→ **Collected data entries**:
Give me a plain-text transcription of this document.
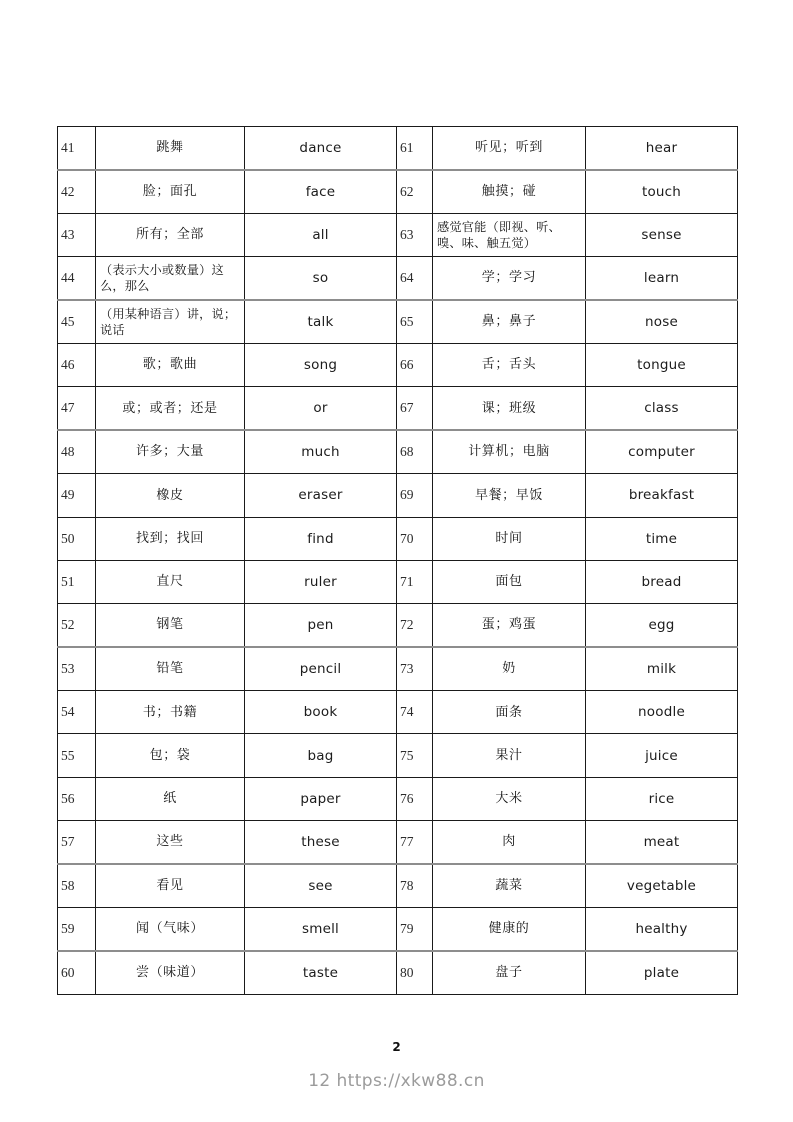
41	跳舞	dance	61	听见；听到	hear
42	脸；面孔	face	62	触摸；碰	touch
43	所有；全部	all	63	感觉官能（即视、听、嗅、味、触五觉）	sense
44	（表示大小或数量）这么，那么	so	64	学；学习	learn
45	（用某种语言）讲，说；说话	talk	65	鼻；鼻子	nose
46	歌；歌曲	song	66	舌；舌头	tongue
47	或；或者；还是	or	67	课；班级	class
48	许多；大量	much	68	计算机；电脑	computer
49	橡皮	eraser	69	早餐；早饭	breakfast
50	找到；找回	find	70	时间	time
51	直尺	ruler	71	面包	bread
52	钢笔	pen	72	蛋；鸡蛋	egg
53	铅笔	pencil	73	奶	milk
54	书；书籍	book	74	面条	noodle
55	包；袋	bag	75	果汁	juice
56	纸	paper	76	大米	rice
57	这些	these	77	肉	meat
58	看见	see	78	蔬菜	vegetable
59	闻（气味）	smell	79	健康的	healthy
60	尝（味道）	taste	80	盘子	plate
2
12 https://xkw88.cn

→ **TASK**: Write out every entry again word for word, without any of the pictures.

→ **EXPECTED ANSWER**:
Give me a plain-text transcription of this document.
41	跳舞	dance	61	听见；听到	hear
42	脸；面孔	face	62	触摸；碰	touch
43	所有；全部	all	63	感觉官能（即视、听、嗅、味、触五觉）	sense
44	（表示大小或数量）这么，那么	so	64	学；学习	learn
45	（用某种语言）讲，说；说话	talk	65	鼻；鼻子	nose
46	歌；歌曲	song	66	舌；舌头	tongue
47	或；或者；还是	or	67	课；班级	class
48	许多；大量	much	68	计算机；电脑	computer
49	橡皮	eraser	69	早餐；早饭	breakfast
50	找到；找回	find	70	时间	time
51	直尺	ruler	71	面包	bread
52	钢笔	pen	72	蛋；鸡蛋	egg
53	铅笔	pencil	73	奶	milk
54	书；书籍	book	74	面条	noodle
55	包；袋	bag	75	果汁	juice
56	纸	paper	76	大米	rice
57	这些	these	77	肉	meat
58	看见	see	78	蔬菜	vegetable
59	闻（气味）	smell	79	健康的	healthy
60	尝（味道）	taste	80	盘子	plate
2
12 https://xkw88.cn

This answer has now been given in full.